Wherever a line in the records contains the word "Cassiopeiae", return that line.

[Dataset rows for document pages]
· · · · · · ·

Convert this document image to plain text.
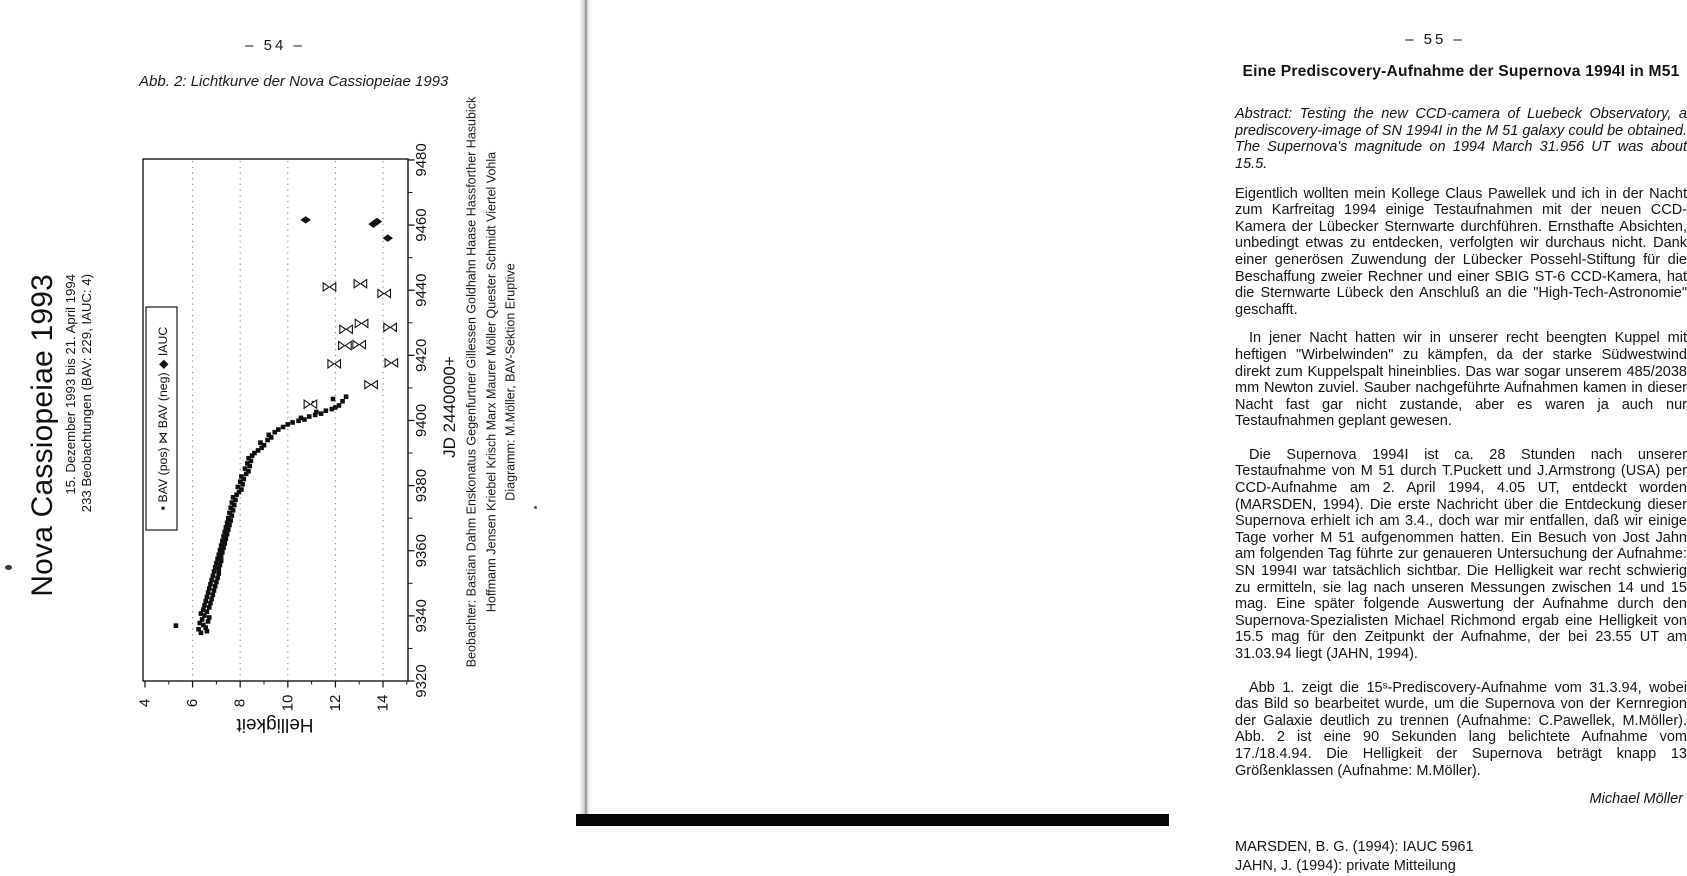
– 54 –
Abb. 2: Lichtkurve der Nova Cassiopeiae 1993
Nova Cassiopeiae 1993 15. Dezember 1993 bis 21. April 1994 233 Beobachtungen (BAV: 229, IAUC: 4)
4 6 8 10 12 14
9320
9340
9360
9380
9400
9420
9440
9460
9480
JD 2440000+
Helligkeit
▪ BAV (pos) ⋈ BAV (neg) ◆ IAUC	Beobachter: Bastian Dahm Enskonatus Gegenfurtner Gillessen Goldhahn Haase Hassforther Hasubick Hoffmann Jensen Kriebel Krisch Marx Maurer Möller Quester Schmidt Viertel Vohla Diagramm: M.Möller, BAV-Sektion Eruptive
– 55 –
Eine Prediscovery-Aufnahme der Supernova 1994I in M51

Abstract: Testing the new CCD-camera of Luebeck Observatory, a prediscovery-image of SN 1994I in the M 51 galaxy could be obtained. The Supernova's magnitude on 1994 March 31.956 UT was about 15.5.

Eigentlich wollten mein Kollege Claus Pawellek und ich in der Nacht zum Karfreitag 1994 einige Testaufnahmen mit der neuen CCD-Kamera der Lübecker Sternwarte durchführen. Ernsthafte Absichten, unbedingt etwas zu entdecken, verfolgten wir durchaus nicht. Dank einer generösen Zuwendung der Lübecker Possehl-Stiftung für die Beschaffung zweier Rechner und einer SBIG ST-6 CCD-Kamera, hat die Sternwarte Lübeck den Anschluß an die "High-Tech-Astronomie" geschafft.

In jener Nacht hatten wir in unserer recht beengten Kuppel mit heftigen "Wirbelwinden" zu kämpfen, da der starke Südwestwind direkt zum Kuppelspalt hineinblies. Das war sogar unserem 485/2038 mm Newton zuviel. Sauber nachgeführte Aufnahmen kamen in dieser Nacht fast gar nicht zustande, aber es waren ja auch nur Testaufnahmen geplant gewesen.

Die Supernova 1994I ist ca. 28 Stunden nach unserer Testaufnahme von M 51 durch T.Puckett und J.Armstrong (USA) per CCD-Aufnahme am 2. April 1994, 4.05 UT, entdeckt worden (MARSDEN, 1994). Die erste Nachricht über die Entdeckung dieser Supernova erhielt ich am 3.4., doch war mir entfallen, daß wir einige Tage vorher M 51 aufgenommen hatten. Ein Besuch von Jost Jahn am folgenden Tag führte zur genaueren Untersuchung der Aufnahme: SN 1994I war tatsächlich sichtbar. Die Helligkeit war recht schwierig zu ermitteln, sie lag nach unseren Messungen zwischen 14 und 15 mag. Eine später folgende Auswertung der Aufnahme durch den Supernova-Spezialisten Michael Richmond ergab eine Helligkeit von 15.5 mag für den Zeitpunkt der Aufnahme, der bei 23.55 UT am 31.03.94 liegt (JAHN, 1994).

Abb 1. zeigt die 15ˢ-Prediscovery-Aufnahme vom 31.3.94, wobei das Bild so bearbeitet wurde, um die Supernova von der Kernregion der Galaxie deutlich zu trennen (Aufnahme: C.Pawellek, M.Möller). Abb. 2 ist eine 90 Sekunden lang belichtete Aufnahme vom 17./18.4.94. Die Helligkeit der Supernova beträgt knapp 13 Größenklassen (Aufnahme: M.Möller).

Michael Möller
MARSDEN, B. G. (1994): IAUC 5961
JAHN, J. (1994): private Mitteilung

· · · · · · ·

Response to this task:
Abb. 2: Lichtkurve der Nova Cassiopeiae 1993
Nova Cassiopeiae 1993 15. Dezember 1993 bis 21. April 1994 233 Beobachtungen (BAV: 229, IAUC: 4)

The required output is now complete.